[Text section]
So were many of the standards that were targeted by “embrace, extend, extinguish”? I don’t see the distinction you’re making.

pixelpusher220 (profile) says:

Re: They don't control the standard

They can make changes to their implementation, but that’s not the ‘standard’. The ActivityPub protocol is a published W3C standard, it doesn’t just get ‘changed’.

If they make themselves non-interoperable, then the existing community continues on as is. (which is entirely what many on Mastodon at least would prefer anyway)

Arianity says:

Re: Re:

They can make changes to their implementation, but that’s not the ‘standard’. The ActivityPub protocol is a published W3C standard, it doesn’t just get ‘changed’.

EEE doesn’t have to involve changing the underlying standard, although that is something they also did/do. That is the same thing as the extend in EEE. To quote Wikipedia on it:

Extend: Addition of features not supported by the Open Standard, creating interoperability problems.

If they make themselves non-interoperable, then the existing community continues on as is.

That was also true for EEE. The extinguish was

Extinguish: When extensions become a de facto standard because of their dominant market share, they marginalize competitors who are unable to support the new extensions.

The idea of embrace/extend/extinguish wasn’t to change the underlying standard. The idea was comply with the standard to get buy in, add extra unique features, and then ‘extinguish’ by virtue of becoming a market leader. None of those steps require changing the underlying protocol, rather it’s a way to offramp people to a seemingly ‘better’ (in the short term) proprietary system and locking them into that. That effectively ‘kills’ the standard because hardly anyone will use it (relatively), even if it technically still exists in the same form it did before.

Many of the standards they tried to supplant technically still exist, it’s just no meaningful amount of users use them. Mastodon/ActivityPub face the exact same type of threat model.

This comment has been flagged by the community. Click here to show it.

Anonymous Coward says:

It’s a trick – get an axe.

Facebook, like Microsoft is the enemy of security and privacy and will ALWAYS be the enemy. Not just because it’s run by sociopathic thug Mark Zuckerberg, but because its entire corporate philosophy is built on doing whatever it wants without the slightest regard for standards, the Internet, or human society.

Just as Microsoft’s “embrace” of Linux is a con game, Facebook’s “embrace” of ActivityPub is a ruse. The Fediverse would do well to ban Facebook and blacklist its employees from participation — for life.

Anonymous Coward says:

Threads requires an instagram account currently, and I tried to make a separate one just for threads, specifically because my use cases and intersecting people are so different. Meta blocked the second account immediately for whatever reason, claiming it was fraudulent.
[/Text section]
[Provided material]
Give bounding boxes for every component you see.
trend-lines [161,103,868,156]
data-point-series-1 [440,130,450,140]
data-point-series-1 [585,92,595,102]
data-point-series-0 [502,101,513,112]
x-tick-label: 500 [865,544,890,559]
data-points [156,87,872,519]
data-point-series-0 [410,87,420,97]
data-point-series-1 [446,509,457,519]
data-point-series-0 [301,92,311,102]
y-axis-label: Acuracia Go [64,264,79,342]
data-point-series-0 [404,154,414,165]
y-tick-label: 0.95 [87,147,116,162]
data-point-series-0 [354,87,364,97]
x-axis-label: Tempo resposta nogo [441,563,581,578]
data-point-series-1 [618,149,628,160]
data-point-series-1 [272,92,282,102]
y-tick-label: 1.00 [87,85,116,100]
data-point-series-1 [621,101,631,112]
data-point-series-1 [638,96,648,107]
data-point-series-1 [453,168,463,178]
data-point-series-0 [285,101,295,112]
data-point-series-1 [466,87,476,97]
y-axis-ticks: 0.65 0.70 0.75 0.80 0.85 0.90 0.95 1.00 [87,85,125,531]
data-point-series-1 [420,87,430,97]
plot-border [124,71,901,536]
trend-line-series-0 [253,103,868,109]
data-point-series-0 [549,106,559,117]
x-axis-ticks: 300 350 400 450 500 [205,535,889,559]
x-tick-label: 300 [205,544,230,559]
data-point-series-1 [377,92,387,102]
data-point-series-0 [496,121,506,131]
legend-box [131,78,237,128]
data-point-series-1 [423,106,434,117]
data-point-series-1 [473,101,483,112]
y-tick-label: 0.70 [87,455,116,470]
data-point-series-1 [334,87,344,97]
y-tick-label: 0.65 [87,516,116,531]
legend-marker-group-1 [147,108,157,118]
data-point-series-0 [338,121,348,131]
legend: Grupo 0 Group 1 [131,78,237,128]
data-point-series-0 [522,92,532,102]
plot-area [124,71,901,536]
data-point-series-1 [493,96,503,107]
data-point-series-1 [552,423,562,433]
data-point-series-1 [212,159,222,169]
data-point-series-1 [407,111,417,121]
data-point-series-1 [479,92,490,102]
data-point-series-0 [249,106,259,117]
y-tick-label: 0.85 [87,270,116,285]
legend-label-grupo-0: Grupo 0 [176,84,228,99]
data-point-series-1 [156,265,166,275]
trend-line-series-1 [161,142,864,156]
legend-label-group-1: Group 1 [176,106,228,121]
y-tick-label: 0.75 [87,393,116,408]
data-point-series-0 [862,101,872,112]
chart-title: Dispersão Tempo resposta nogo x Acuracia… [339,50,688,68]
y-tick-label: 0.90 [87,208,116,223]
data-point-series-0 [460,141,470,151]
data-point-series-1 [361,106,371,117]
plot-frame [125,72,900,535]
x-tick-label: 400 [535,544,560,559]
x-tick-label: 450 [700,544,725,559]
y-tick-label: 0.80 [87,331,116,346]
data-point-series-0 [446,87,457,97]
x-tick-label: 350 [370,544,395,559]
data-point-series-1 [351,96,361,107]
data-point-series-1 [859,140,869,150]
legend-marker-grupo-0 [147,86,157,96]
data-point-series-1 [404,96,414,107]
[/Provided material]
Write out everything in the comment thread about ActivityPub from "It’s a trick" down to "or human society.".

■ **Result of the exercise**:
It’s a trick – get an axe.

Facebook, like Microsoft is the enemy of security and privacy and will ALWAYS be the enemy. Not just because it’s run by sociopathic thug Mark Zuckerberg, but because its entire corporate philosophy is built on doing whatever it wants without the slightest regard for standards, the Internet, or human society.